*TASK TO CARRY OUT*. Each record below should be reproduced as it is written, with pictures left out entirely.

----- EXTRACTED RECORDS -----

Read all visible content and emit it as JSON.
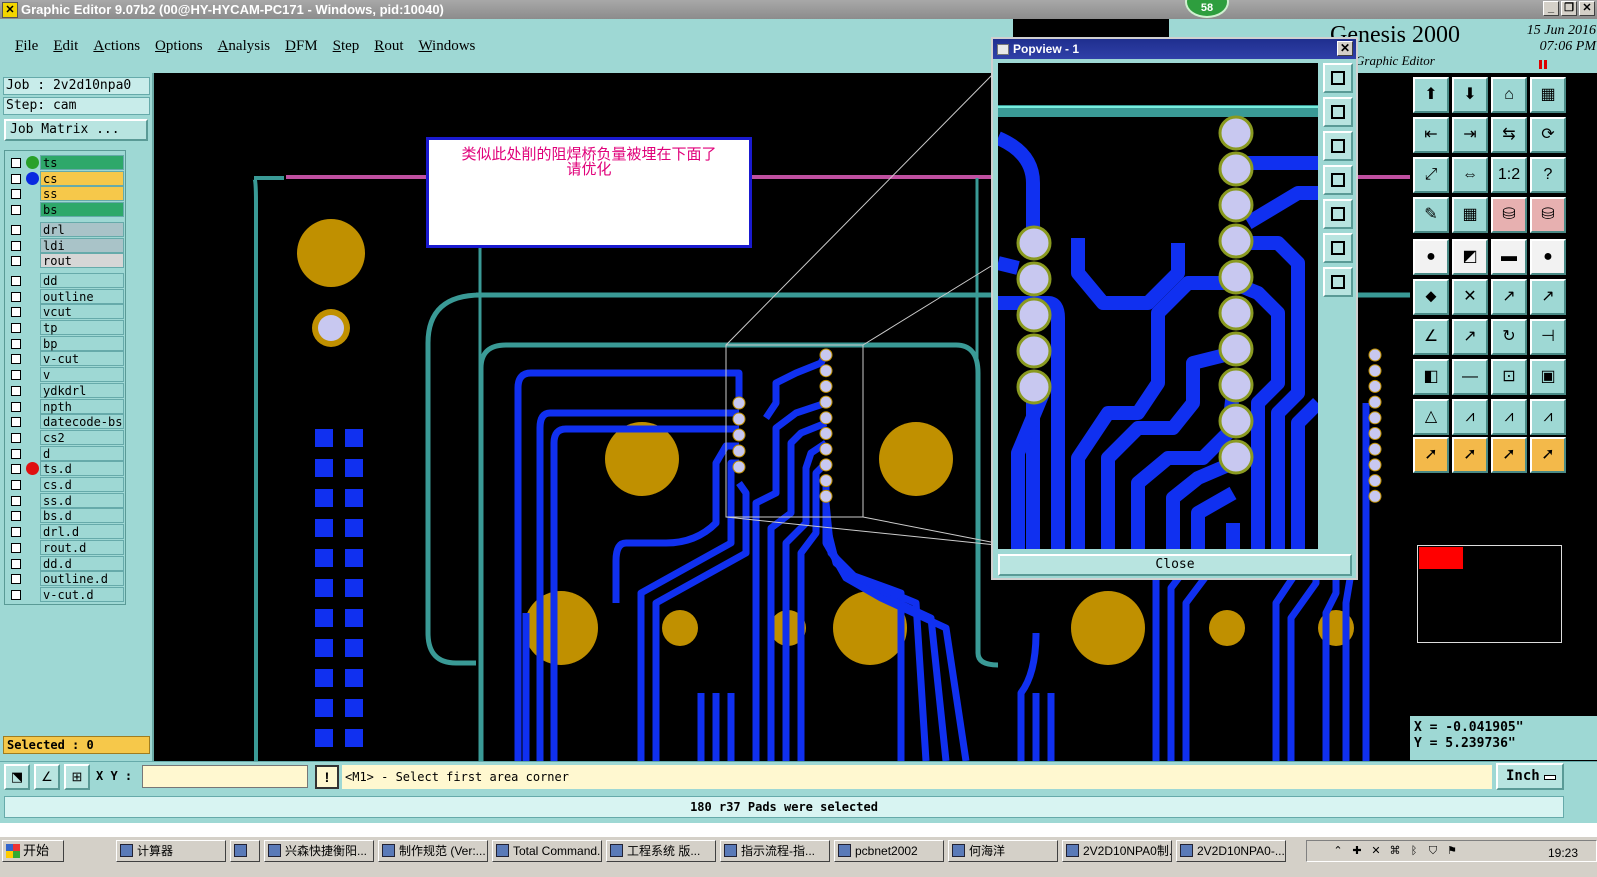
{
  "titlebar": {
    "title": "Graphic Editor 9.07b2 (00@HY-HYCAM-PC171 - Windows, pid:10040)",
    "notification_count": "58"
  },
  "menu": [
    "File",
    "Edit",
    "Actions",
    "Options",
    "Analysis",
    "DFM",
    "Step",
    "Rout",
    "Windows"
  ],
  "brand": {
    "name": "Genesis 2000",
    "date": "15 Jun 2016",
    "time": "07:06 PM",
    "subtitle": "Graphic Editor"
  },
  "job": {
    "job_line": "Job : 2v2d10npa0",
    "step_line": "Step: cam",
    "matrix_button": "Job Matrix ..."
  },
  "layers": [
    {
      "name": "ts",
      "color": "#2ea86a",
      "dot": "#2aa02a"
    },
    {
      "name": "cs",
      "color": "#f6c84a",
      "dot": "#0a2ae0"
    },
    {
      "name": "ss",
      "color": "#f6c84a",
      "dot": ""
    },
    {
      "name": "bs",
      "color": "#2ea86a",
      "dot": ""
    },
    {
      "name": "drl",
      "color": "#a9c3c8",
      "dot": ""
    },
    {
      "name": "ldi",
      "color": "#a9c3c8",
      "dot": ""
    },
    {
      "name": "rout",
      "color": "#d6d6d6",
      "dot": ""
    },
    {
      "name": "dd",
      "color": "#9ed8d4",
      "dot": ""
    },
    {
      "name": "outline",
      "color": "#9ed8d4",
      "dot": ""
    },
    {
      "name": "vcut",
      "color": "#9ed8d4",
      "dot": ""
    },
    {
      "name": "tp",
      "color": "#9ed8d4",
      "dot": ""
    },
    {
      "name": "bp",
      "color": "#9ed8d4",
      "dot": ""
    },
    {
      "name": "v-cut",
      "color": "#9ed8d4",
      "dot": ""
    },
    {
      "name": "v",
      "color": "#9ed8d4",
      "dot": ""
    },
    {
      "name": "ydkdrl",
      "color": "#9ed8d4",
      "dot": ""
    },
    {
      "name": "npth",
      "color": "#9ed8d4",
      "dot": ""
    },
    {
      "name": "datecode-bs",
      "color": "#9ed8d4",
      "dot": ""
    },
    {
      "name": "cs2",
      "color": "#9ed8d4",
      "dot": ""
    },
    {
      "name": "d",
      "color": "#9ed8d4",
      "dot": ""
    },
    {
      "name": "ts.d",
      "color": "#9ed8d4",
      "dot": "#e01010"
    },
    {
      "name": "cs.d",
      "color": "#9ed8d4",
      "dot": ""
    },
    {
      "name": "ss.d",
      "color": "#9ed8d4",
      "dot": ""
    },
    {
      "name": "bs.d",
      "color": "#9ed8d4",
      "dot": ""
    },
    {
      "name": "drl.d",
      "color": "#9ed8d4",
      "dot": ""
    },
    {
      "name": "rout.d",
      "color": "#9ed8d4",
      "dot": ""
    },
    {
      "name": "dd.d",
      "color": "#9ed8d4",
      "dot": ""
    },
    {
      "name": "outline.d",
      "color": "#9ed8d4",
      "dot": ""
    },
    {
      "name": "v-cut.d",
      "color": "#9ed8d4",
      "dot": ""
    }
  ],
  "selected_text": "Selected : 0",
  "annotation": {
    "line1": "类似此处削的阻焊桥负量被埋在下面了",
    "line2": "请优化"
  },
  "popview": {
    "title": "Popview - 1",
    "close_label": "Close"
  },
  "coords": {
    "x": "X = -0.041905\"",
    "y": "Y = 5.239736\""
  },
  "xy": {
    "label": "X Y :",
    "value": "",
    "prompt": "<M1> - Select first area corner",
    "units": "Inch"
  },
  "status": "180 r37 Pads were selected",
  "taskbar": {
    "start": "开始",
    "tasks": [
      "计算器",
      "",
      "兴森快捷衡阳...",
      "制作规范 (Ver:...",
      "Total Command...",
      "工程系统  版...",
      "指示流程-指...",
      "pcbnet2002",
      "何海洋",
      "2V2D10NPA0制...",
      "2V2D10NPA0-..."
    ],
    "clock": "19:23"
  },
  "colors": {
    "panel": "#9ed8d4",
    "trace": "#1030f0",
    "pad": "#c09000",
    "outline": "#3a9a96",
    "annotation_text": "#e0007a"
  }
}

-----

*TASK RESULT*.
Read all visible content and emit it as JSON.
{
  "titlebar": {
    "title": "Graphic Editor 9.07b2 (00@HY-HYCAM-PC171 - Windows, pid:10040)",
    "notification_count": "58"
  },
  "menu": [
    "File",
    "Edit",
    "Actions",
    "Options",
    "Analysis",
    "DFM",
    "Step",
    "Rout",
    "Windows"
  ],
  "brand": {
    "name": "Genesis 2000",
    "date": "15 Jun 2016",
    "time": "07:06 PM",
    "subtitle": "Graphic Editor"
  },
  "job": {
    "job_line": "Job : 2v2d10npa0",
    "step_line": "Step: cam",
    "matrix_button": "Job Matrix ..."
  },
  "layers": [
    {
      "name": "ts",
      "color": "#2ea86a",
      "dot": "#2aa02a"
    },
    {
      "name": "cs",
      "color": "#f6c84a",
      "dot": "#0a2ae0"
    },
    {
      "name": "ss",
      "color": "#f6c84a",
      "dot": ""
    },
    {
      "name": "bs",
      "color": "#2ea86a",
      "dot": ""
    },
    {
      "name": "drl",
      "color": "#a9c3c8",
      "dot": ""
    },
    {
      "name": "ldi",
      "color": "#a9c3c8",
      "dot": ""
    },
    {
      "name": "rout",
      "color": "#d6d6d6",
      "dot": ""
    },
    {
      "name": "dd",
      "color": "#9ed8d4",
      "dot": ""
    },
    {
      "name": "outline",
      "color": "#9ed8d4",
      "dot": ""
    },
    {
      "name": "vcut",
      "color": "#9ed8d4",
      "dot": ""
    },
    {
      "name": "tp",
      "color": "#9ed8d4",
      "dot": ""
    },
    {
      "name": "bp",
      "color": "#9ed8d4",
      "dot": ""
    },
    {
      "name": "v-cut",
      "color": "#9ed8d4",
      "dot": ""
    },
    {
      "name": "v",
      "color": "#9ed8d4",
      "dot": ""
    },
    {
      "name": "ydkdrl",
      "color": "#9ed8d4",
      "dot": ""
    },
    {
      "name": "npth",
      "color": "#9ed8d4",
      "dot": ""
    },
    {
      "name": "datecode-bs",
      "color": "#9ed8d4",
      "dot": ""
    },
    {
      "name": "cs2",
      "color": "#9ed8d4",
      "dot": ""
    },
    {
      "name": "d",
      "color": "#9ed8d4",
      "dot": ""
    },
    {
      "name": "ts.d",
      "color": "#9ed8d4",
      "dot": "#e01010"
    },
    {
      "name": "cs.d",
      "color": "#9ed8d4",
      "dot": ""
    },
    {
      "name": "ss.d",
      "color": "#9ed8d4",
      "dot": ""
    },
    {
      "name": "bs.d",
      "color": "#9ed8d4",
      "dot": ""
    },
    {
      "name": "drl.d",
      "color": "#9ed8d4",
      "dot": ""
    },
    {
      "name": "rout.d",
      "color": "#9ed8d4",
      "dot": ""
    },
    {
      "name": "dd.d",
      "color": "#9ed8d4",
      "dot": ""
    },
    {
      "name": "outline.d",
      "color": "#9ed8d4",
      "dot": ""
    },
    {
      "name": "v-cut.d",
      "color": "#9ed8d4",
      "dot": ""
    }
  ],
  "selected_text": "Selected : 0",
  "annotation": {
    "line1": "类似此处削的阻焊桥负量被埋在下面了",
    "line2": "请优化"
  },
  "popview": {
    "title": "Popview - 1",
    "close_label": "Close"
  },
  "coords": {
    "x": "X = -0.041905\"",
    "y": "Y = 5.239736\""
  },
  "xy": {
    "label": "X Y :",
    "value": "",
    "prompt": "<M1> - Select first area corner",
    "units": "Inch"
  },
  "status": "180 r37 Pads were selected",
  "taskbar": {
    "start": "开始",
    "tasks": [
      "计算器",
      "",
      "兴森快捷衡阳...",
      "制作规范 (Ver:...",
      "Total Command...",
      "工程系统  版...",
      "指示流程-指...",
      "pcbnet2002",
      "何海洋",
      "2V2D10NPA0制...",
      "2V2D10NPA0-..."
    ],
    "clock": "19:23"
  },
  "colors": {
    "panel": "#9ed8d4",
    "trace": "#1030f0",
    "pad": "#c09000",
    "outline": "#3a9a96",
    "annotation_text": "#e0007a"
  }
}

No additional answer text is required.